**LISTE DER AUFGABEN**:
A – Entnehmen Sie dem Text über den 24. April und die Eigentumsfrage wörtlich den Abschnitt, der bei den Worten „Und wie diese“ einsetzt und nach den Worten „Entschädigungen aufkommen werden.“ endet.
B – Beantworten Sie anhand des Textes über den 24. April und die Eigentumsfrage folgende Fragen:
(i) Von welchem Datum ist das Edikt, das laut Text Aufschluss gibt?
(ii) Wie bezeichnet die Republik Türkei in ersten Ansätzen den Akt gegen die Armenier?
(iii) Was wird laut Text mit der Benennung des Genozids aufkommen?
C – Führen Sie den Text über den 24. April und die Eigentumsfrage im Anschluss an seinen letzten Satz fort.

**AUSGEWÄHLTER TEXT**:
-=-=-=-=-

Montag, 27. April 2015

Der 24. April und die Eigentumsfrage

Von Utku Deniz Sirkeci

Was bei der Debatte um den 24. April zu kurz kommt, ist die Frage nach den Besitztümern. Dabei lautet eine der ersten Fragen, die einem von der türkisch-offiziellen Version der Geschehnisse aufgedrängt wird: Wenn die gefährlichen Ereignisse, die von den Armeniern ausgingen, sich hauptsächlich an den Grenzen des Reichs abspielten, warum wurde dann die Vertreibung aus den inneren Regionen betrieben? Ein Edikt vom 10. Juni 1915 gibt Aufschluss.


Nachdem ein ganzes Jahrhundert vergangen ist, gibt es erste Ansätze seitens der Republik Türkei, den Akt gegen die Armenier als „eine schlechte Sache“ zu benennen. Reichlich spät.

Und wie diese „Sache“ genau zu benennen ist, bleibt ein Problem. Der wichtigste Grund hierfür ist, dass mit der Benennung des Genozids die Frage nach dem enteigneten Land und die Forderung nach Entschädigungen aufkommen werden.

-=-=-=-=-

**BEREITGESTELLTE DATEN**:
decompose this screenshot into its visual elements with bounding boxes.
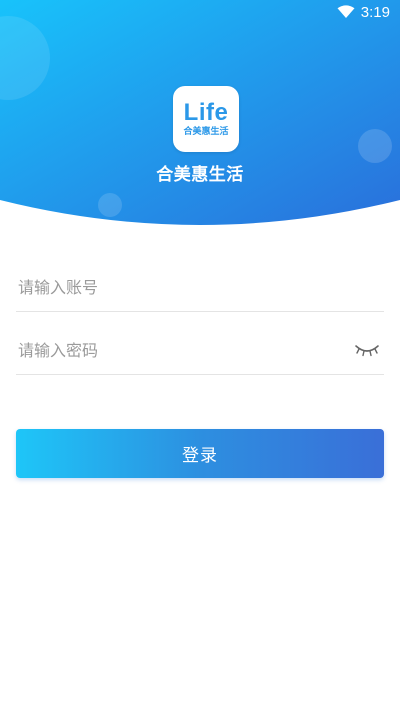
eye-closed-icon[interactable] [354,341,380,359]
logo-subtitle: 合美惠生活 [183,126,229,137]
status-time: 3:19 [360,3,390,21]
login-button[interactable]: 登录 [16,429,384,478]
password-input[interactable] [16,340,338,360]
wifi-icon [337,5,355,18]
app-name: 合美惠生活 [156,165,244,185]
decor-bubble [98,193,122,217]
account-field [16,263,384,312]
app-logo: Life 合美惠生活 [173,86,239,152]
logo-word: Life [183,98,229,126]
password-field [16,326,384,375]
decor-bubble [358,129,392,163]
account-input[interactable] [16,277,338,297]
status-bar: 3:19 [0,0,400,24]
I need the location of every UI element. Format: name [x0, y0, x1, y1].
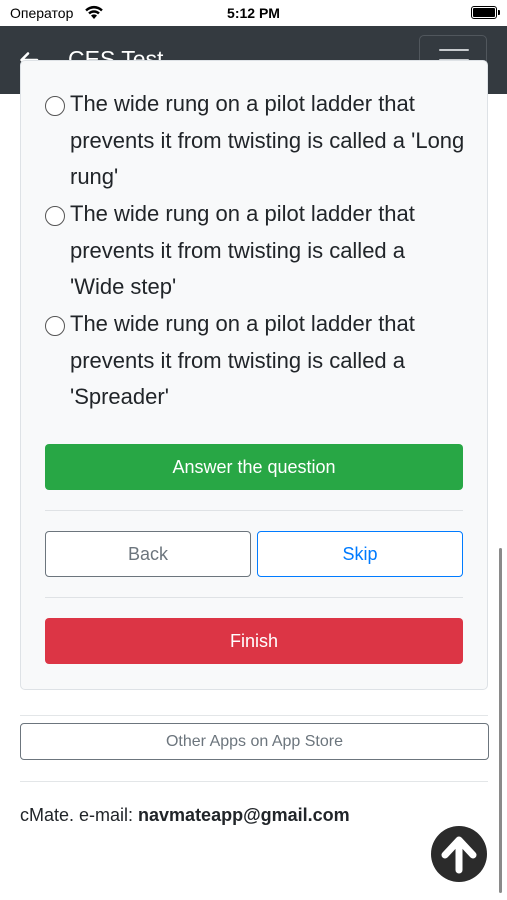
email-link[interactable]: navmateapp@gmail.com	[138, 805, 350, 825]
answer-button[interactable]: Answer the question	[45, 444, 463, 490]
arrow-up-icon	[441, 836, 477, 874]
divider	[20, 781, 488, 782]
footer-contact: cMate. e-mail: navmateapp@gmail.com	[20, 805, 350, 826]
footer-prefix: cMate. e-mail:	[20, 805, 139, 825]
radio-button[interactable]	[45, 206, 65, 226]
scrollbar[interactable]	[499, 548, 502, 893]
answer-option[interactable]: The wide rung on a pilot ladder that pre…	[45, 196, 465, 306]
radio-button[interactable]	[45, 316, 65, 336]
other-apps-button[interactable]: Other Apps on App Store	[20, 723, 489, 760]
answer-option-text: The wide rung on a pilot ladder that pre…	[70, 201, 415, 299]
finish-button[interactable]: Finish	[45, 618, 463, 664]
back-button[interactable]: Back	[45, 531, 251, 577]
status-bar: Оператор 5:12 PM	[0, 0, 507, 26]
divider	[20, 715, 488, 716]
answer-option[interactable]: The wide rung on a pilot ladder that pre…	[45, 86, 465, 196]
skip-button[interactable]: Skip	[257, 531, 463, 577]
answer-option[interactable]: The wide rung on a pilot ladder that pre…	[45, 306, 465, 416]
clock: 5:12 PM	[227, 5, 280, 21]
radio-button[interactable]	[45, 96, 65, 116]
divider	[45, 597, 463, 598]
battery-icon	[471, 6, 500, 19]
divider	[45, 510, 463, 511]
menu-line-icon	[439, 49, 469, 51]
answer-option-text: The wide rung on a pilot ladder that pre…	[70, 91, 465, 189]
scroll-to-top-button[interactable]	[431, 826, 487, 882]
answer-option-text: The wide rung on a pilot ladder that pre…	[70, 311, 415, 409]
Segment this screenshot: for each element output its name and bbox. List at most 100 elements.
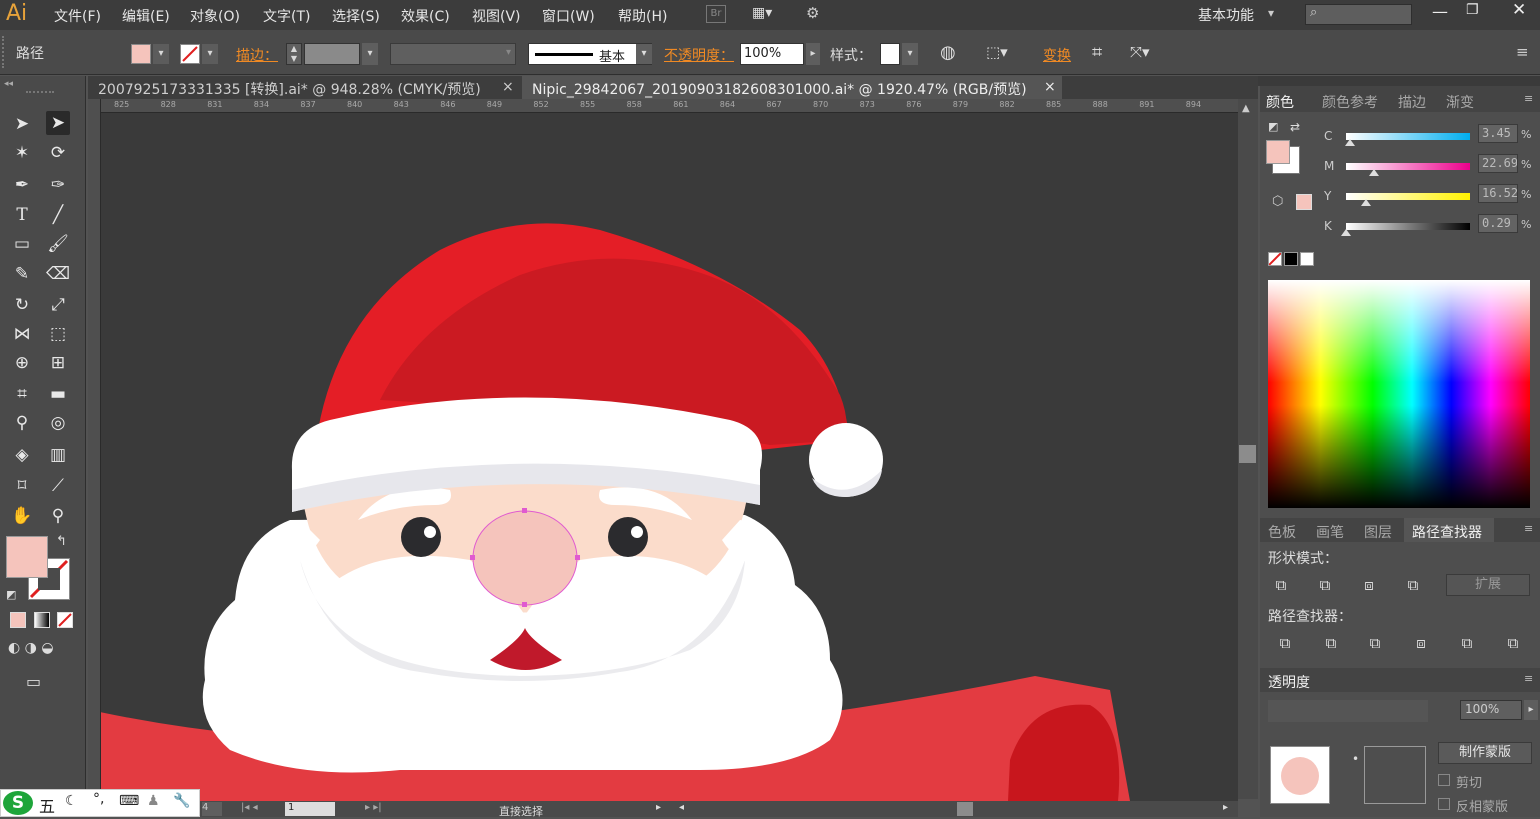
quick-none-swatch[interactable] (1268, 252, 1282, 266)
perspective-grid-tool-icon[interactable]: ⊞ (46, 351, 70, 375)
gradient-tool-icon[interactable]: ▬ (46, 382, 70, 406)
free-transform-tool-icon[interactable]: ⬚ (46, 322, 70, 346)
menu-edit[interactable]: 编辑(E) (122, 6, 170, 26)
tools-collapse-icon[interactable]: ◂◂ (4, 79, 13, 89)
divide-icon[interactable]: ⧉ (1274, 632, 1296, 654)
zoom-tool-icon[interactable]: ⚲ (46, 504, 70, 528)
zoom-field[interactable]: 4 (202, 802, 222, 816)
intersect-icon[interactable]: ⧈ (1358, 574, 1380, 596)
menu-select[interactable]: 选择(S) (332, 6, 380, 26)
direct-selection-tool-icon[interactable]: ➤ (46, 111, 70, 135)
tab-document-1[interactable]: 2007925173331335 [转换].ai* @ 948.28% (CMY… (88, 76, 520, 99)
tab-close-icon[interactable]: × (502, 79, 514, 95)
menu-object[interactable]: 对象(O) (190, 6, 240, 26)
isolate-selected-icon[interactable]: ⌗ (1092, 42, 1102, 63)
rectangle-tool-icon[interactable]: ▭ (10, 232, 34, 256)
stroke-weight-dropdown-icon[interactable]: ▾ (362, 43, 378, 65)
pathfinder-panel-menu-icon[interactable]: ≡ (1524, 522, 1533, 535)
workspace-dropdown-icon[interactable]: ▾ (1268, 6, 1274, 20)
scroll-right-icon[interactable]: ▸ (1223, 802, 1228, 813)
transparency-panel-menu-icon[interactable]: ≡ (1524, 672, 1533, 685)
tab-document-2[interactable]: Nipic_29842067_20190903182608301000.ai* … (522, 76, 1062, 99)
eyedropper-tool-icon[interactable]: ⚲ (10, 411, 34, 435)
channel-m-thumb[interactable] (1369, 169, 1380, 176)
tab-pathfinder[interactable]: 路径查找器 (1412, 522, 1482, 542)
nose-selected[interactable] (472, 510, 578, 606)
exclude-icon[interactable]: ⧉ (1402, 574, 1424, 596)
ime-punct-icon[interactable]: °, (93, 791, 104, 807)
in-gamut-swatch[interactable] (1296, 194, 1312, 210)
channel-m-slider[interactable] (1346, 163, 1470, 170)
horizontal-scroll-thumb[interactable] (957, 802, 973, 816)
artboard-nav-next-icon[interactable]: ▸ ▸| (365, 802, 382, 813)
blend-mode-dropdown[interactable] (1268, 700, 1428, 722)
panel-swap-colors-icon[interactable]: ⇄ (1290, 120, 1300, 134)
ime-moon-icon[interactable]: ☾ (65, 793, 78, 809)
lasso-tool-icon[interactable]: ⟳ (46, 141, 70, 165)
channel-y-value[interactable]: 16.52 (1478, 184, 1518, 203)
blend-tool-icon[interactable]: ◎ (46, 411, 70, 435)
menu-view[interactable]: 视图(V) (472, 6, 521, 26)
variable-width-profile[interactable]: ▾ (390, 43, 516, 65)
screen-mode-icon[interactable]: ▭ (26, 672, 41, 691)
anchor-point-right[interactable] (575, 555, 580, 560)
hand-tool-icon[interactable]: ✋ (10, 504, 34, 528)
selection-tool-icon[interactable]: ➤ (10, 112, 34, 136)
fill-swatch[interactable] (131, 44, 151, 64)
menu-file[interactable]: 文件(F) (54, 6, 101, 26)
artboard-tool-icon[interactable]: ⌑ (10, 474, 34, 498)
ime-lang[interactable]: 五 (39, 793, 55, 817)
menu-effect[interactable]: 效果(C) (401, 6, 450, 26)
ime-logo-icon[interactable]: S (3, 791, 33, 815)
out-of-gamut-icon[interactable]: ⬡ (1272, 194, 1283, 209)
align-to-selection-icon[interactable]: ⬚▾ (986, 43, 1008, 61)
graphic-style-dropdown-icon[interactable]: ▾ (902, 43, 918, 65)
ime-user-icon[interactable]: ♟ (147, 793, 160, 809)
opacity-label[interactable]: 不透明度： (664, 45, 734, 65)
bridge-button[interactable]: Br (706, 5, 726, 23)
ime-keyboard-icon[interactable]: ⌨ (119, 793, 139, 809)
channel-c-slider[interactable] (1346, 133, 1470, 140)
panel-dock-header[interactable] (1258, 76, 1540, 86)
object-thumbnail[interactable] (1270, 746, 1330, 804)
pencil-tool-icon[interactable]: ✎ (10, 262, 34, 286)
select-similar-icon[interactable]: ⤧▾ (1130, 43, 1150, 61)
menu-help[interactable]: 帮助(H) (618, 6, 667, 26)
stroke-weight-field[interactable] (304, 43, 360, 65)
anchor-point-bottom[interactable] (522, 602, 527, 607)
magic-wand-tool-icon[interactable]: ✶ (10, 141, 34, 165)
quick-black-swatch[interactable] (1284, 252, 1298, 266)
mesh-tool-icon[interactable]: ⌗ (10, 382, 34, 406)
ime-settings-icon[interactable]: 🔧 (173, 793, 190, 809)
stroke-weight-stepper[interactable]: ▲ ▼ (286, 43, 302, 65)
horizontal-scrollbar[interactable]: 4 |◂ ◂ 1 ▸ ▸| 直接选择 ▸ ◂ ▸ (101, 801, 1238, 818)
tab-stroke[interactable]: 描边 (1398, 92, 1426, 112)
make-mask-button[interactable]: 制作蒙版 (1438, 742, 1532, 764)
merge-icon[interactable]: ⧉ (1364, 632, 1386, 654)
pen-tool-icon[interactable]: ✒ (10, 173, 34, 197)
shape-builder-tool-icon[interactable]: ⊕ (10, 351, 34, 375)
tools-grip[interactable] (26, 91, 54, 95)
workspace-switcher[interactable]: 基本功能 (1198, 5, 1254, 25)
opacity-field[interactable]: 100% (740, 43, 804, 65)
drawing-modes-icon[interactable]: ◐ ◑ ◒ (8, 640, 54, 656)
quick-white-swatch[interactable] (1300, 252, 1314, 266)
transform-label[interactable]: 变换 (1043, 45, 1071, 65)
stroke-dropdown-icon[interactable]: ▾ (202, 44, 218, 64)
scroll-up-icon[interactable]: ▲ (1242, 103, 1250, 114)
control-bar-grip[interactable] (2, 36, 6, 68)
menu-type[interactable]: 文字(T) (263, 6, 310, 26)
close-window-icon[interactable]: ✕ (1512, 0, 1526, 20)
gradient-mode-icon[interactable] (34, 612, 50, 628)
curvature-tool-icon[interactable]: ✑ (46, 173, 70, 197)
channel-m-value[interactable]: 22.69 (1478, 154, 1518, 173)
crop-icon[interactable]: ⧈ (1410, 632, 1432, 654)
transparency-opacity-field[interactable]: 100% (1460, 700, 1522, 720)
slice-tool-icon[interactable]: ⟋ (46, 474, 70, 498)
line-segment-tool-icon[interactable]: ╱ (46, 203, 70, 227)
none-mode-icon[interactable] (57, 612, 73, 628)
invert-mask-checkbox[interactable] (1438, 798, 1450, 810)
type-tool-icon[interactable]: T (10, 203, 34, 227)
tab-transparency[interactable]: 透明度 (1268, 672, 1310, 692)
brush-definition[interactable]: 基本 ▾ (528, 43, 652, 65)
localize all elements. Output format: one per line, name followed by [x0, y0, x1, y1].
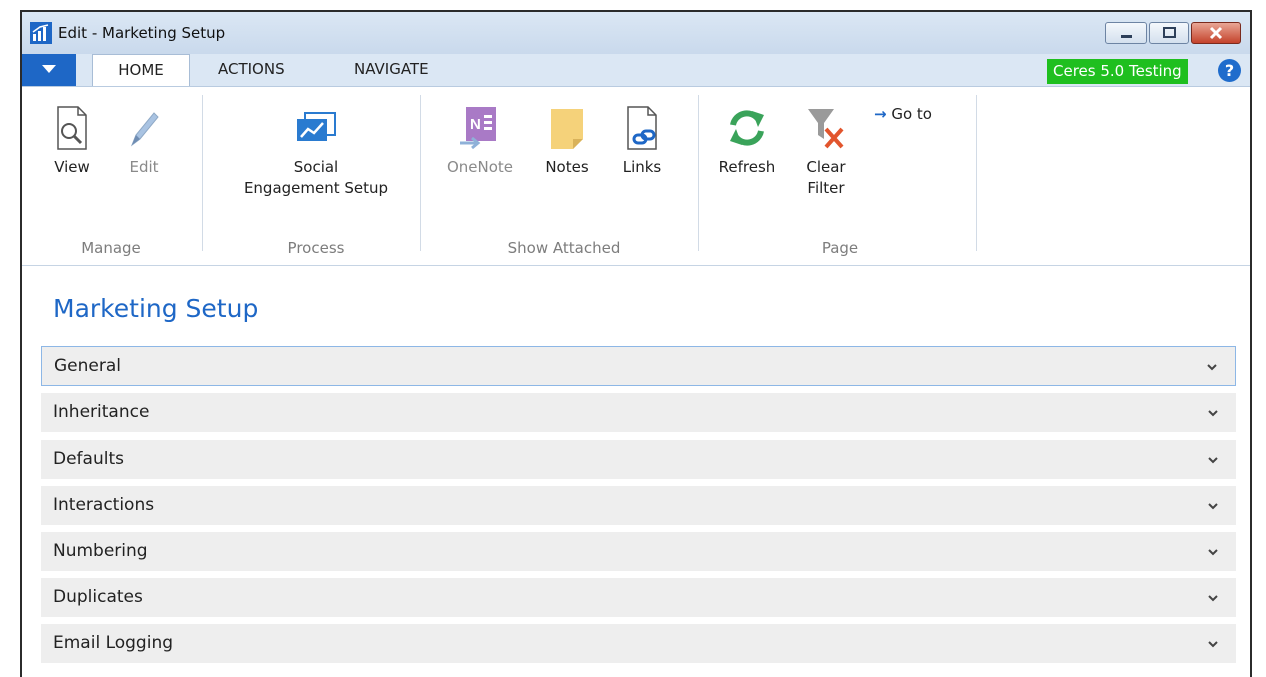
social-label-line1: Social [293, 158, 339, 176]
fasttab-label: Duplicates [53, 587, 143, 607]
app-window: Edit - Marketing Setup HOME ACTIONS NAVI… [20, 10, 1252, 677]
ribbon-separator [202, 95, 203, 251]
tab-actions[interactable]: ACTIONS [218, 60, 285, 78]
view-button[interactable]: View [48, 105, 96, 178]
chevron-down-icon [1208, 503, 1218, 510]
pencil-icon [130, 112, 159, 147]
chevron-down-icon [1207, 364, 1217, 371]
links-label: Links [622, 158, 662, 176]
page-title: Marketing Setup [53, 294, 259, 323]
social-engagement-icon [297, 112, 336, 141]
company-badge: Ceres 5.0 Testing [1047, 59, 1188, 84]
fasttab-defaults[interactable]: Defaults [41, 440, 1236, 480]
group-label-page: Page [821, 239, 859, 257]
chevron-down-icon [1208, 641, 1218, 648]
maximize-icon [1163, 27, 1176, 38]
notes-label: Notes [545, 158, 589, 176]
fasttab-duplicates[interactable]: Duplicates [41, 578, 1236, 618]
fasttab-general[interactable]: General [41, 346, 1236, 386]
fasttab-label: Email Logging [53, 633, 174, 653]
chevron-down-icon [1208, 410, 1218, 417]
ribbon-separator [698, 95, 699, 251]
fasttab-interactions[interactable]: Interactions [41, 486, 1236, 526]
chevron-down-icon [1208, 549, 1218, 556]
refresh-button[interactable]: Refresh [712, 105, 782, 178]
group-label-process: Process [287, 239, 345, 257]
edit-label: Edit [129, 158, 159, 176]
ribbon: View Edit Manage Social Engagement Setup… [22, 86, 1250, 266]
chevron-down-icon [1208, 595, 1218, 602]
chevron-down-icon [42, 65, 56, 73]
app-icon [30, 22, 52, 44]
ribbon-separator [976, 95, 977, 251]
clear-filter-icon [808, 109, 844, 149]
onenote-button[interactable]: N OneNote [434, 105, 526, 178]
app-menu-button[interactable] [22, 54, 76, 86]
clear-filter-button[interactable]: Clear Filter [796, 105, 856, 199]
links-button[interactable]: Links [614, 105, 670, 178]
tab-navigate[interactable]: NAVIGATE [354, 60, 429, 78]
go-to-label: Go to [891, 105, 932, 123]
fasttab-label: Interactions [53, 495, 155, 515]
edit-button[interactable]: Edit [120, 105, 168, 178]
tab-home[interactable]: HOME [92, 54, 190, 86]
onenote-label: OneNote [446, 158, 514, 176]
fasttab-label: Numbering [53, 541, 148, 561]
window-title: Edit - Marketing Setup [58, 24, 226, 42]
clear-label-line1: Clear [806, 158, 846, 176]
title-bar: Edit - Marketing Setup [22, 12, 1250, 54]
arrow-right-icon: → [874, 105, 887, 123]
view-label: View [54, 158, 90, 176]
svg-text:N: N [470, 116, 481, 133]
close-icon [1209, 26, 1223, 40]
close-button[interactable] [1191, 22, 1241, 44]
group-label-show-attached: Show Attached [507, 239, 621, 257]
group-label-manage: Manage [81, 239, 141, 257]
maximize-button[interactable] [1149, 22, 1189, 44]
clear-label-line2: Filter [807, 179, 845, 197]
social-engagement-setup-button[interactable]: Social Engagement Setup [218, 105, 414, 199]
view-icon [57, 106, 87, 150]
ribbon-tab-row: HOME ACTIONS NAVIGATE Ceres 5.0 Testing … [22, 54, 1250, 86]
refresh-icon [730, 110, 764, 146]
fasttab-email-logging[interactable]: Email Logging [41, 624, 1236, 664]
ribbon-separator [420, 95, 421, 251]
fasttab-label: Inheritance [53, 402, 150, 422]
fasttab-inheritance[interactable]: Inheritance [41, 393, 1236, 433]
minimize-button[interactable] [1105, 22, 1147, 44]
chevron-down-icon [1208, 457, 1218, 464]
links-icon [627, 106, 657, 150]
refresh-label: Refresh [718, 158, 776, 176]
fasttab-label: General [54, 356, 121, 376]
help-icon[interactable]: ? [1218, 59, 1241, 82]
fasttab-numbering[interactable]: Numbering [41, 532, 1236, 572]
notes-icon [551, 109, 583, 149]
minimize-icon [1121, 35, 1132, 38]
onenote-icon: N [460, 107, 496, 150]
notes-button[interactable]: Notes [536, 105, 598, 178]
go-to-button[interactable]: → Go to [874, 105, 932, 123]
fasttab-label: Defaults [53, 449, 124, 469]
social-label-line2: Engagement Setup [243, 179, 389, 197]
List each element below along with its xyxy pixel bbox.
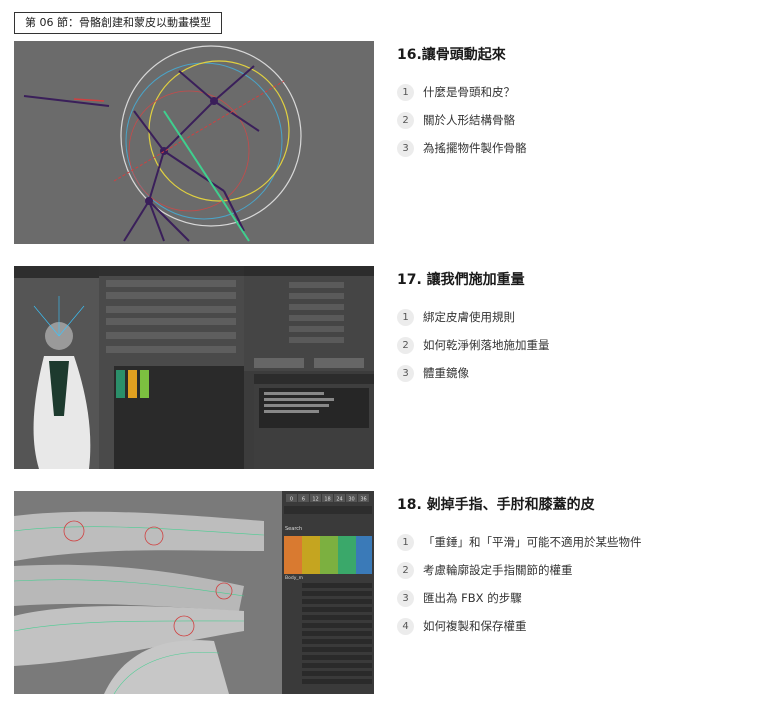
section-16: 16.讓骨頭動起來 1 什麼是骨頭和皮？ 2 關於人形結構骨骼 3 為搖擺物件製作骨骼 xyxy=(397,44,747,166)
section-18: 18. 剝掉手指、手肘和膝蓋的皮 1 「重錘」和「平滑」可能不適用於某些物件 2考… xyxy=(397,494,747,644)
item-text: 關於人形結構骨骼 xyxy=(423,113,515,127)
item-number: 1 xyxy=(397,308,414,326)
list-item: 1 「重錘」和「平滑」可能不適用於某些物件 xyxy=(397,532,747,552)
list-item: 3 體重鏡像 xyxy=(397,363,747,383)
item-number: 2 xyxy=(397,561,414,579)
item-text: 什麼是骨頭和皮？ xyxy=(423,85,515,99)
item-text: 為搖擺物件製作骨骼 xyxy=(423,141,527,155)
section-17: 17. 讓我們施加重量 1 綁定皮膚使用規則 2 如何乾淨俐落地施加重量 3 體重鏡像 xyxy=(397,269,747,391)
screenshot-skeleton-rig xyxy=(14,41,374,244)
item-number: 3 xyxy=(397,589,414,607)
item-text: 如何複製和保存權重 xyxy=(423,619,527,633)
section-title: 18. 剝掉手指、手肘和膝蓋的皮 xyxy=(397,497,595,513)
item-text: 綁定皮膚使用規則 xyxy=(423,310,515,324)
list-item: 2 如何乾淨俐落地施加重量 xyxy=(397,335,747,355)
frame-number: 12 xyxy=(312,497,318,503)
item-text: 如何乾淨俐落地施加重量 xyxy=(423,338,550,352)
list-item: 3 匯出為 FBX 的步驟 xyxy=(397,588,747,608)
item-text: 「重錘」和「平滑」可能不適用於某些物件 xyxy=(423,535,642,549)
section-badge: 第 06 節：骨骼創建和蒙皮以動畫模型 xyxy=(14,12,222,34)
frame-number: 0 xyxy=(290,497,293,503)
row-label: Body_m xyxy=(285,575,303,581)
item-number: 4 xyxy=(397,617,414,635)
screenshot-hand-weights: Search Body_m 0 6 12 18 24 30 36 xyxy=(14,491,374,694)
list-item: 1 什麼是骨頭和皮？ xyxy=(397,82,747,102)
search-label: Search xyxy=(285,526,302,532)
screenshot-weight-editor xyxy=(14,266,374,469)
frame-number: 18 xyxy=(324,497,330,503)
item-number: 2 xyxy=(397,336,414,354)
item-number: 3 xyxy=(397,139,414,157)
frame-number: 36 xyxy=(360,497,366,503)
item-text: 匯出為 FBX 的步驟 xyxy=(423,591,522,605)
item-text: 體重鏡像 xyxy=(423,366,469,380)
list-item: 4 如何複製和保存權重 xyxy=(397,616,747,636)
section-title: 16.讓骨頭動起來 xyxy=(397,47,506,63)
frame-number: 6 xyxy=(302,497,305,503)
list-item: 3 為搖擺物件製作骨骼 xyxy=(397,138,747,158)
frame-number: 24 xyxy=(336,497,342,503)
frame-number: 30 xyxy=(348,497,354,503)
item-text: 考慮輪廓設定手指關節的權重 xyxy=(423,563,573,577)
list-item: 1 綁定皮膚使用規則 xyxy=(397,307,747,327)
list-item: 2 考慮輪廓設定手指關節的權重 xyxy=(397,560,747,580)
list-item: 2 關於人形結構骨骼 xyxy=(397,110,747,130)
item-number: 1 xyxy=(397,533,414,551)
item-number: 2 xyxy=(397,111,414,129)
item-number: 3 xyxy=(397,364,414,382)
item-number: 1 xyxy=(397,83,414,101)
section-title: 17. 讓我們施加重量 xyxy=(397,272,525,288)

-=-=-=-=-

**DIE ERGEBNISSE**:
A –
Und wie diese „Sache“ genau zu benennen ist, bleibt ein Problem. Der wichtigste Grund hierfür ist, dass mit der Benennung des Genozids die Frage nach dem enteigneten Land und die Forderung nach Entschädigungen aufkommen werden.

B –
(i) Das Edikt ist vom 10. Juni 1915.
(ii) Sie bezeichnet ihn als „eine schlechte Sache“.
(iii) Es werden die Frage nach dem enteigneten Land und die Forderung nach Entschädigungen aufkommen.

C –
Ein Edikt vom 10. Juni 1915 gibt einen Aufschluss über die Dimension dieser Frage.


Auszug aus dem Edikt zum Umgang mit dem Hab und Gut, den Immobilien und Grundstücken der aufgrund des Kriegszustands und außerordentlicher politischer Zwänge umgesiedelten Armenier

Artikel 1:
f1. Die behördlichen Zuständigkeiten und Kompetenzen bei der Ausführung dieses Edikts zum Umgang mit dem Hab und Gut, den Immobilien und verlassenen Grundstücken sowie anderen Angelegenheiten der an andere Orte verbrachten Armenier wird im Besonderen gemäß der unten stehenden Artikel definiert.

Artikel 2:
f1. Nach der Räumung eines Ortes werden die den Deportierten gehörenden Gebäude und die in ihnen enthaltenen Gegenstände durch Beamte oder Sondergremien, die vom Leitungsgremium ernannt werden, versiegelt und unter Schutz gestellt.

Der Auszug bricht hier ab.